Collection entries
━━━━━━

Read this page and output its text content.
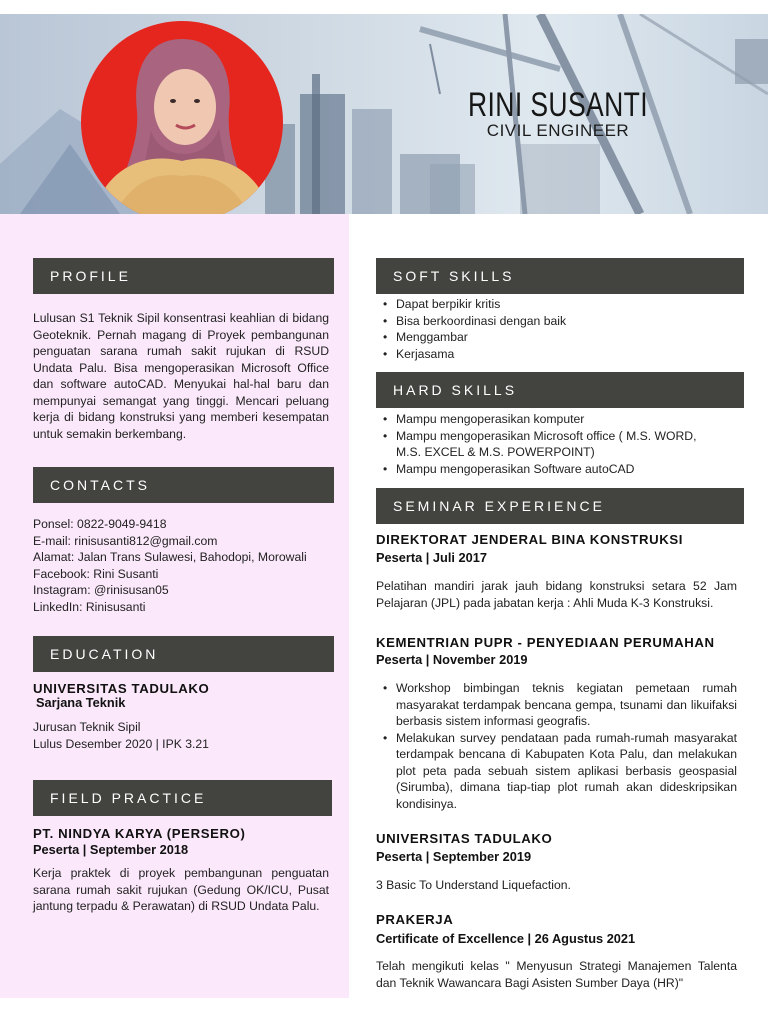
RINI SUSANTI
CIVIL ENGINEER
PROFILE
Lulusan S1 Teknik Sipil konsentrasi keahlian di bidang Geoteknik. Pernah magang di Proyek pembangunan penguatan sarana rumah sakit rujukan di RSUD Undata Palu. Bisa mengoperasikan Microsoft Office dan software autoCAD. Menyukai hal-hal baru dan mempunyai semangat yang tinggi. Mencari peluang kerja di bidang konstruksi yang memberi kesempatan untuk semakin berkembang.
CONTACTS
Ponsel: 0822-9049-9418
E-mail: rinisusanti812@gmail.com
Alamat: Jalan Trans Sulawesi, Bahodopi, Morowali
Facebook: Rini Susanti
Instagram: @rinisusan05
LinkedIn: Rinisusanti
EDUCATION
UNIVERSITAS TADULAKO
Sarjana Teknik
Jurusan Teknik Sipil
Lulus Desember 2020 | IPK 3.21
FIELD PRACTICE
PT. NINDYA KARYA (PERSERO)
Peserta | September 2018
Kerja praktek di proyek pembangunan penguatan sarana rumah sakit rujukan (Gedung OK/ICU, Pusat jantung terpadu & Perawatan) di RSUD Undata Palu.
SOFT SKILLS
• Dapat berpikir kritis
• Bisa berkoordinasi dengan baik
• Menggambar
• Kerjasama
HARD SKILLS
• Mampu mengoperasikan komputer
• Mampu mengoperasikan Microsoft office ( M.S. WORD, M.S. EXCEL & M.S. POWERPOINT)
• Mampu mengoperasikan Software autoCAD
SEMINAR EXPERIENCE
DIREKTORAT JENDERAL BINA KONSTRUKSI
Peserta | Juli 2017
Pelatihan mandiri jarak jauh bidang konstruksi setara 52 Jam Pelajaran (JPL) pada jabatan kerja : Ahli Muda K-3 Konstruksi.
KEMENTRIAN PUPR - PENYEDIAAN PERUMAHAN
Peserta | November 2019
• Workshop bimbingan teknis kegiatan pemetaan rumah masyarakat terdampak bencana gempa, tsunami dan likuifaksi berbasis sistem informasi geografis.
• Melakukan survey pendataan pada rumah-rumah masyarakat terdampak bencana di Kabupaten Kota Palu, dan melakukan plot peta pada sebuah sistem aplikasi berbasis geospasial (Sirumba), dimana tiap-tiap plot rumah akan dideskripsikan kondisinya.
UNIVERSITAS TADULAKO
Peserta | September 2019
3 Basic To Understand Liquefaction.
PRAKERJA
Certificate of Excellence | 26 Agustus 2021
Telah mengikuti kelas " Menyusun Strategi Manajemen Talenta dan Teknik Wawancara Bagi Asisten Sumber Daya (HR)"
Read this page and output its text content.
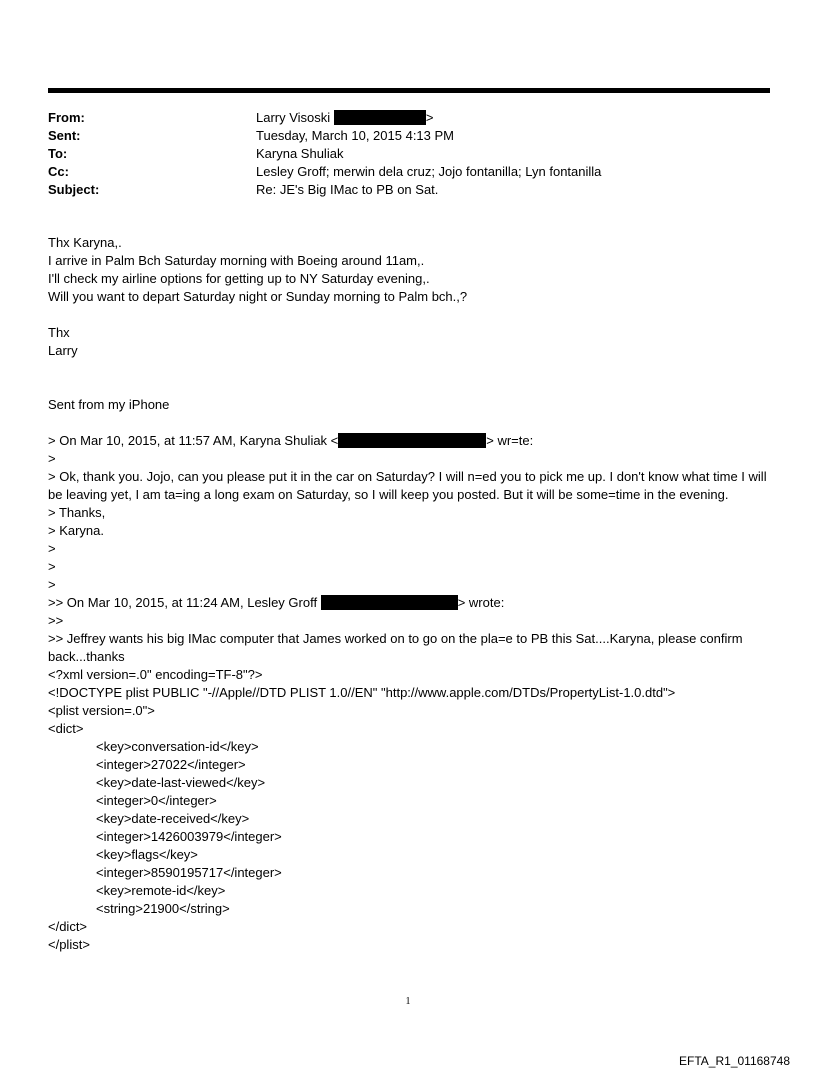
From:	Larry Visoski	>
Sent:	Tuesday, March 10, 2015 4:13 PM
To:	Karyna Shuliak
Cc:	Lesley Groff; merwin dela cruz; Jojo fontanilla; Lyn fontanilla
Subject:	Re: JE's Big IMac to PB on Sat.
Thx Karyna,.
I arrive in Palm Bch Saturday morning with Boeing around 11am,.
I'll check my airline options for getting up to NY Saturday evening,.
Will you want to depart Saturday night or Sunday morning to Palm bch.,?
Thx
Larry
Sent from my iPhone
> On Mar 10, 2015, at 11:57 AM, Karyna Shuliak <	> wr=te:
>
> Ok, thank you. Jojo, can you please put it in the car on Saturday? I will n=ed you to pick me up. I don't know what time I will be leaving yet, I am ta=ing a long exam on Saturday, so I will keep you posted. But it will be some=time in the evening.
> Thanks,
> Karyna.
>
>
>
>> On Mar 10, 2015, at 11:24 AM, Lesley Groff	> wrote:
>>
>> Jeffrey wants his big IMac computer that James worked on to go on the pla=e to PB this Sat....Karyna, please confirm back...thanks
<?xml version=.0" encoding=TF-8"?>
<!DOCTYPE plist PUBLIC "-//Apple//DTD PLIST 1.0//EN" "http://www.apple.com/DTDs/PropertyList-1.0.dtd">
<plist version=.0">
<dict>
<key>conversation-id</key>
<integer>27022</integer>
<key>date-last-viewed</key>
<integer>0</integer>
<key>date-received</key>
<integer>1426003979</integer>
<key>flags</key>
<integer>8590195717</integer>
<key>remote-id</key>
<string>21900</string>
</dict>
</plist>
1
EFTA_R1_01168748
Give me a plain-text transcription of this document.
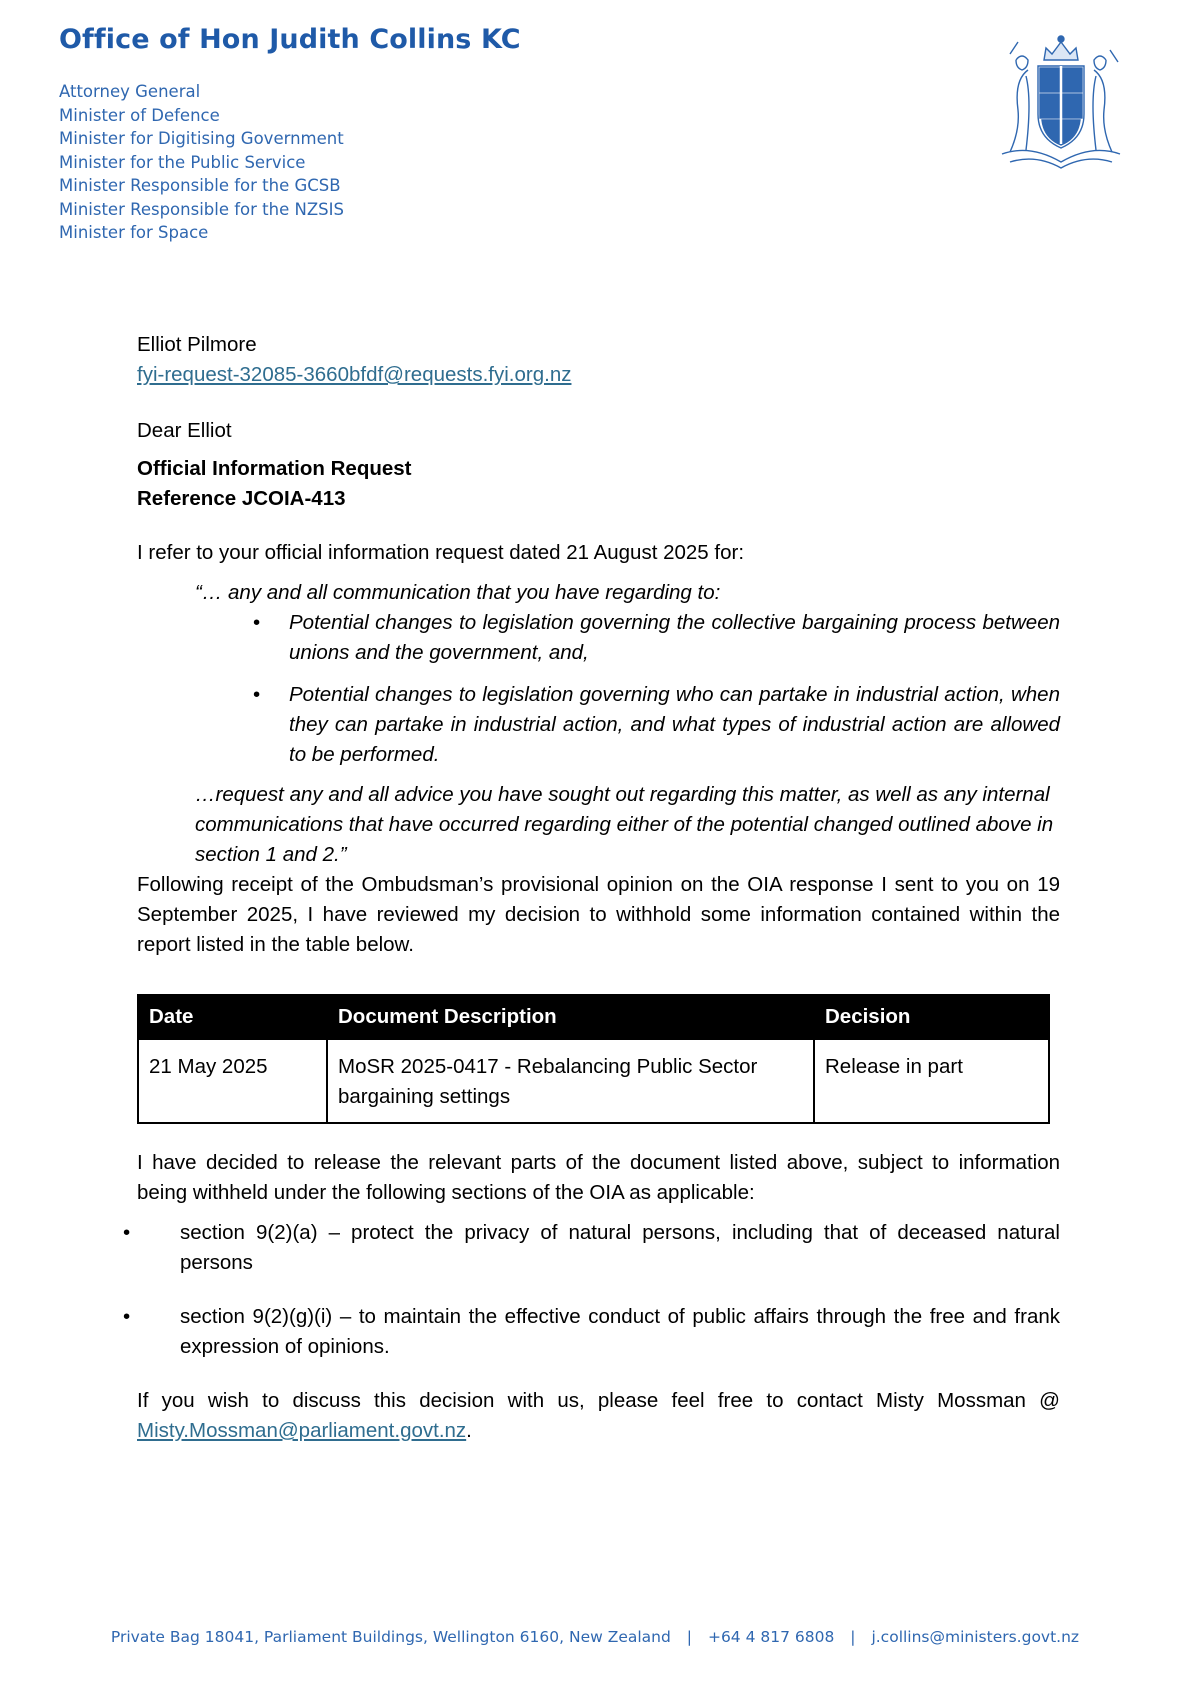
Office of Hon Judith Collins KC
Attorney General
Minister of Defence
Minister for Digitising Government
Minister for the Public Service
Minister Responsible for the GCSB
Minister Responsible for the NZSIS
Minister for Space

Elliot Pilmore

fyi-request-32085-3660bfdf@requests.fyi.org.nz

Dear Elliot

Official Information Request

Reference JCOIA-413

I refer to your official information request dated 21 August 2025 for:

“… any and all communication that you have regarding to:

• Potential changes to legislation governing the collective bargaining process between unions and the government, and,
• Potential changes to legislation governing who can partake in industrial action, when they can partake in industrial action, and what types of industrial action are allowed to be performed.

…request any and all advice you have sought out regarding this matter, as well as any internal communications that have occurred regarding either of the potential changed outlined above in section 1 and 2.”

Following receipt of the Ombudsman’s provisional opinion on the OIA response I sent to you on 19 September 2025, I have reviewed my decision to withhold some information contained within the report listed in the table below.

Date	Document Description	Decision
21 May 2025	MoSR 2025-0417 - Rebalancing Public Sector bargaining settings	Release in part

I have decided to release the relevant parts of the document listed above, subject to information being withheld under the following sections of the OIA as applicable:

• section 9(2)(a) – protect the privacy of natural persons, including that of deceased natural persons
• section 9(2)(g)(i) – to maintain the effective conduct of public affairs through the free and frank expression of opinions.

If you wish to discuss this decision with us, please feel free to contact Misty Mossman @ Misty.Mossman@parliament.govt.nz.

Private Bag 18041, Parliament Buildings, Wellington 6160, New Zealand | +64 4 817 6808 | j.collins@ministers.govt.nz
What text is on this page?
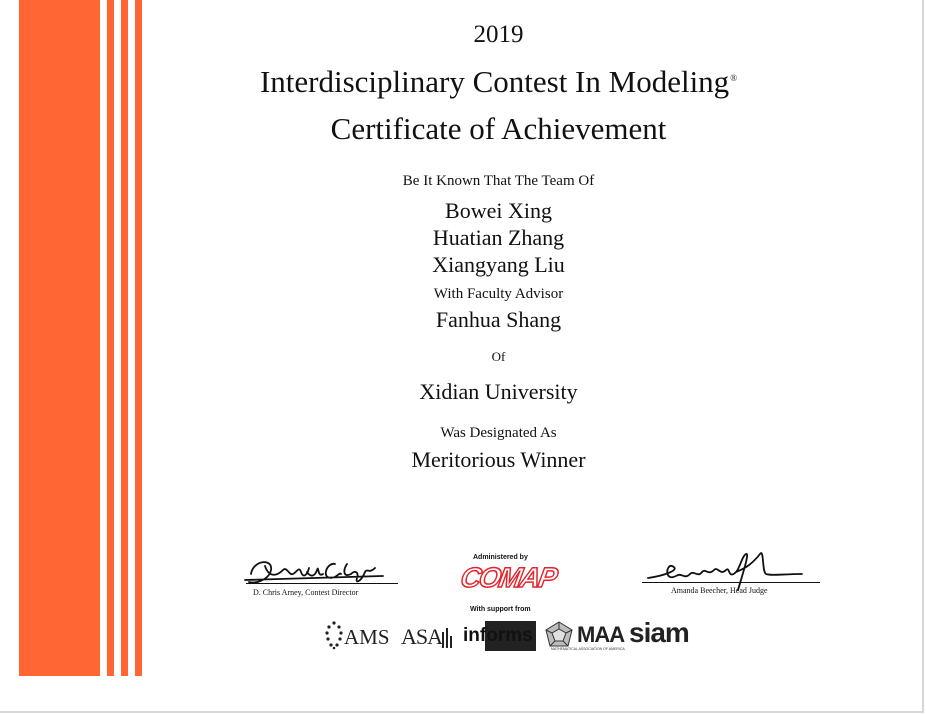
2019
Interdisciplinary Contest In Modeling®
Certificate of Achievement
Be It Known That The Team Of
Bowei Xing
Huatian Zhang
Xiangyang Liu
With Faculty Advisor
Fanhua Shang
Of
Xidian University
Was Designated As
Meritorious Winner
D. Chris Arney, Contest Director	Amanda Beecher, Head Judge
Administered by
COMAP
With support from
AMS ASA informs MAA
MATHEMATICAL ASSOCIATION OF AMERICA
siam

━━━━━━

• [DIRECTIVE]
Repeat the material above in full and exactly, apart from the pictures.

• [SOLUTION FOR THIS EXERCISE]
Read this page and output its text content.
RINI SUSANTI
CIVIL ENGINEER
PROFILE
Lulusan S1 Teknik Sipil konsentrasi keahlian di bidang Geoteknik. Pernah magang di Proyek pembangunan penguatan sarana rumah sakit rujukan di RSUD Undata Palu. Bisa mengoperasikan Microsoft Office dan software autoCAD. Menyukai hal-hal baru dan mempunyai semangat yang tinggi. Mencari peluang kerja di bidang konstruksi yang memberi kesempatan untuk semakin berkembang.
CONTACTS
Ponsel: 0822-9049-9418
E-mail: rinisusanti812@gmail.com
Alamat: Jalan Trans Sulawesi, Bahodopi, Morowali
Facebook: Rini Susanti
Instagram: @rinisusan05
LinkedIn: Rinisusanti
EDUCATION
UNIVERSITAS TADULAKO
Sarjana Teknik
Jurusan Teknik Sipil
Lulus Desember 2020 | IPK 3.21
FIELD PRACTICE
PT. NINDYA KARYA (PERSERO)
Peserta | September 2018
Kerja praktek di proyek pembangunan penguatan sarana rumah sakit rujukan (Gedung OK/ICU, Pusat jantung terpadu & Perawatan) di RSUD Undata Palu.
SOFT SKILLS
• Dapat berpikir kritis
• Bisa berkoordinasi dengan baik
• Menggambar
• Kerjasama
HARD SKILLS
• Mampu mengoperasikan komputer
• Mampu mengoperasikan Microsoft office ( M.S. WORD, M.S. EXCEL & M.S. POWERPOINT)
• Mampu mengoperasikan Software autoCAD
SEMINAR EXPERIENCE
DIREKTORAT JENDERAL BINA KONSTRUKSI
Peserta | Juli 2017
Pelatihan mandiri jarak jauh bidang konstruksi setara 52 Jam Pelajaran (JPL) pada jabatan kerja : Ahli Muda K-3 Konstruksi.
KEMENTRIAN PUPR - PENYEDIAAN PERUMAHAN
Peserta | November 2019
• Workshop bimbingan teknis kegiatan pemetaan rumah masyarakat terdampak bencana gempa, tsunami dan likuifaksi berbasis sistem informasi geografis.
• Melakukan survey pendataan pada rumah-rumah masyarakat terdampak bencana di Kabupaten Kota Palu, dan melakukan plot peta pada sebuah sistem aplikasi berbasis geospasial (Sirumba), dimana tiap-tiap plot rumah akan dideskripsikan kondisinya.
UNIVERSITAS TADULAKO
Peserta | September 2019
3 Basic To Understand Liquefaction.
PRAKERJA
Certificate of Excellence | 26 Agustus 2021
Telah mengikuti kelas " Menyusun Strategi Manajemen Talenta dan Teknik Wawancara Bagi Asisten Sumber Daya (HR)"
Read this page and output its text content.
From:	Larry Visoski	>
Sent:	Tuesday, March 10, 2015 4:13 PM
To:	Karyna Shuliak
Cc:	Lesley Groff; merwin dela cruz; Jojo fontanilla; Lyn fontanilla
Subject:	Re: JE's Big IMac to PB on Sat.
Thx Karyna,.
I arrive in Palm Bch Saturday morning with Boeing around 11am,.
I'll check my airline options for getting up to NY Saturday evening,.
Will you want to depart Saturday night or Sunday morning to Palm bch.,?
Thx
Larry
Sent from my iPhone
> On Mar 10, 2015, at 11:57 AM, Karyna Shuliak <	> wr=te:
>
> Ok, thank you. Jojo, can you please put it in the car on Saturday? I will n=ed you to pick me up. I don't know what time I will be leaving yet, I am ta=ing a long exam on Saturday, so I will keep you posted. But it will be some=time in the evening.
> Thanks,
> Karyna.
>
>
>
>> On Mar 10, 2015, at 11:24 AM, Lesley Groff	> wrote:
>>
>> Jeffrey wants his big IMac computer that James worked on to go on the pla=e to PB this Sat....Karyna, please confirm back...thanks
<?xml version=.0" encoding=TF-8"?>
<!DOCTYPE plist PUBLIC "-//Apple//DTD PLIST 1.0//EN" "http://www.apple.com/DTDs/PropertyList-1.0.dtd">
<plist version=.0">
<dict>
<key>conversation-id</key>
<integer>27022</integer>
<key>date-last-viewed</key>
<integer>0</integer>
<key>date-received</key>
<integer>1426003979</integer>
<key>flags</key>
<integer>8590195717</integer>
<key>remote-id</key>
<string>21900</string>
</dict>
</plist>
1
EFTA_R1_01168748
Give me a plain-text transcription of this document.
Office of Hon Judith Collins KC
Attorney General
Minister of Defence
Minister for Digitising Government
Minister for the Public Service
Minister Responsible for the GCSB
Minister Responsible for the NZSIS
Minister for Space

Elliot Pilmore

fyi-request-32085-3660bfdf@requests.fyi.org.nz

Dear Elliot

Official Information Request

Reference JCOIA-413

I refer to your official information request dated 21 August 2025 for:

“… any and all communication that you have regarding to:

• Potential changes to legislation governing the collective bargaining process between unions and the government, and,
• Potential changes to legislation governing who can partake in industrial action, when they can partake in industrial action, and what types of industrial action are allowed to be performed.

…request any and all advice you have sought out regarding this matter, as well as any internal communications that have occurred regarding either of the potential changed outlined above in section 1 and 2.”

Following receipt of the Ombudsman’s provisional opinion on the OIA response I sent to you on 19 September 2025, I have reviewed my decision to withhold some information contained within the report listed in the table below.

Date	Document Description	Decision
21 May 2025	MoSR 2025-0417 - Rebalancing Public Sector bargaining settings	Release in part

I have decided to release the relevant parts of the document listed above, subject to information being withheld under the following sections of the OIA as applicable:

• section 9(2)(a) – protect the privacy of natural persons, including that of deceased natural persons
• section 9(2)(g)(i) – to maintain the effective conduct of public affairs through the free and frank expression of opinions.

If you wish to discuss this decision with us, please feel free to contact Misty Mossman @ Misty.Mossman@parliament.govt.nz.

Private Bag 18041, Parliament Buildings, Wellington 6160, New Zealand | +64 4 817 6808 | j.collins@ministers.govt.nz
What text is on this page?
2019
Interdisciplinary Contest In Modeling®
Certificate of Achievement
Be It Known That The Team Of
Bowei Xing
Huatian Zhang
Xiangyang Liu
With Faculty Advisor
Fanhua Shang
Of
Xidian University
Was Designated As
Meritorious Winner
D. Chris Arney, Contest Director	Amanda Beecher, Head Judge
Administered by
COMAP
With support from
AMS ASA informs MAA
MATHEMATICAL ASSOCIATION OF AMERICA
siam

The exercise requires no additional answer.